((

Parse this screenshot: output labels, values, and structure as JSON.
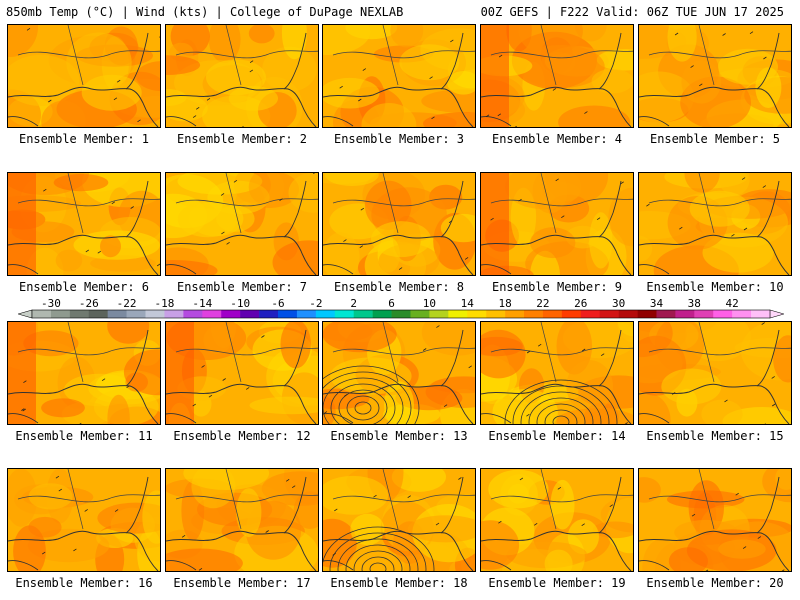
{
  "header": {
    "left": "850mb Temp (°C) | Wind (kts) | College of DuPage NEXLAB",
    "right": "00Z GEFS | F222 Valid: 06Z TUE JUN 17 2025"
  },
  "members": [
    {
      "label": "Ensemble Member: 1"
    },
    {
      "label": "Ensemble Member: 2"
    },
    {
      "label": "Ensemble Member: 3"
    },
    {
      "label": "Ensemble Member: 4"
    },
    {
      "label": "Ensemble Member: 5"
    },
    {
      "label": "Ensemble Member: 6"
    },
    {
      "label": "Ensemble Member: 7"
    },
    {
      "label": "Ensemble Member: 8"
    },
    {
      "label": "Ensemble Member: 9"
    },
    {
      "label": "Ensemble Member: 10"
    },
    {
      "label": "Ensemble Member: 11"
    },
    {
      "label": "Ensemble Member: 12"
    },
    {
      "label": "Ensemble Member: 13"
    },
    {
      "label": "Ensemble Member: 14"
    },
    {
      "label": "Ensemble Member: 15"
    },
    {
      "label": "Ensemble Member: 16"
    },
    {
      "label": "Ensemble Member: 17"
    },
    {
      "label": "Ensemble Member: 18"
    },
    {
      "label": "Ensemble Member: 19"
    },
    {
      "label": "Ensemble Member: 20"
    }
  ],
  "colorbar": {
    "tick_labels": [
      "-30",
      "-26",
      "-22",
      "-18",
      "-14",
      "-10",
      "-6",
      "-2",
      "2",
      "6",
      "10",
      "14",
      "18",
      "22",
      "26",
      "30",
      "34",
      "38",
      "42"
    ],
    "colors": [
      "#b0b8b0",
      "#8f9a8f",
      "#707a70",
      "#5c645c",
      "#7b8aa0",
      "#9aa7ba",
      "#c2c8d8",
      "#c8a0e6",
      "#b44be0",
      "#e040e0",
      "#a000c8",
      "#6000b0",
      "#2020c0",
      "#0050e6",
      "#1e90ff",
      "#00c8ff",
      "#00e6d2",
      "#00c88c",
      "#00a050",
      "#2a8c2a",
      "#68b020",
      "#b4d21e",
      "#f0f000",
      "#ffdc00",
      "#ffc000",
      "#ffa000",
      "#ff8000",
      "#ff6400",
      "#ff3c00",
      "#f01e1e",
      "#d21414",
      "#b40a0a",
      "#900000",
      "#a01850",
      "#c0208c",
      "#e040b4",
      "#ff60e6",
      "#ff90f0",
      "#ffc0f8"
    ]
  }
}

))
((

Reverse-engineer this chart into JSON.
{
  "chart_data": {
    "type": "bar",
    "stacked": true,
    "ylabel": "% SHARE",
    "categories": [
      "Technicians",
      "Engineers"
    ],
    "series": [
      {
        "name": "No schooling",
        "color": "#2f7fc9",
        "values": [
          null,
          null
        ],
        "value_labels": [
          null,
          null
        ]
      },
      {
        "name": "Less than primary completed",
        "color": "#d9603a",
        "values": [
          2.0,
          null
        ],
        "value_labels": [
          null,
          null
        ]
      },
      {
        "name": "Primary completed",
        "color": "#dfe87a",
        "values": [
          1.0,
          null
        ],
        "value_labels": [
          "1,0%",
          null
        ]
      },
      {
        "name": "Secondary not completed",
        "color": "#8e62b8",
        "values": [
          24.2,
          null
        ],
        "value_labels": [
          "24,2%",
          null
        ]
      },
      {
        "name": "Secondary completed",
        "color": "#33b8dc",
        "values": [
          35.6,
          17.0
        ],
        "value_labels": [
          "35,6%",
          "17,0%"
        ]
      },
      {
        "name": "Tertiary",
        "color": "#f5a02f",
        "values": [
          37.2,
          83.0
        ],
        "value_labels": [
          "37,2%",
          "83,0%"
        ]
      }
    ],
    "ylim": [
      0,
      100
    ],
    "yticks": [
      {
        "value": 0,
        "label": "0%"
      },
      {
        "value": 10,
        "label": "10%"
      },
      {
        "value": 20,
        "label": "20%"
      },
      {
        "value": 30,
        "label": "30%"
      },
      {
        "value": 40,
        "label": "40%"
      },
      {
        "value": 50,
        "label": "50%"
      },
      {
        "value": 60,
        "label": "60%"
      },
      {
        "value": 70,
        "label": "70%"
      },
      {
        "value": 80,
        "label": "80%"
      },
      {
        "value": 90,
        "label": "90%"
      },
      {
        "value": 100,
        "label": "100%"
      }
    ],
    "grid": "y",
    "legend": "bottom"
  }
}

))

▸ **TO BE DONE**: Lines holding the word "JSON" in the entries above are the ones to pull out. Copy them all.

▸ **REPLY**:
Parse this screenshot: output labels, values, and structure as JSON.
Reverse-engineer this chart into JSON.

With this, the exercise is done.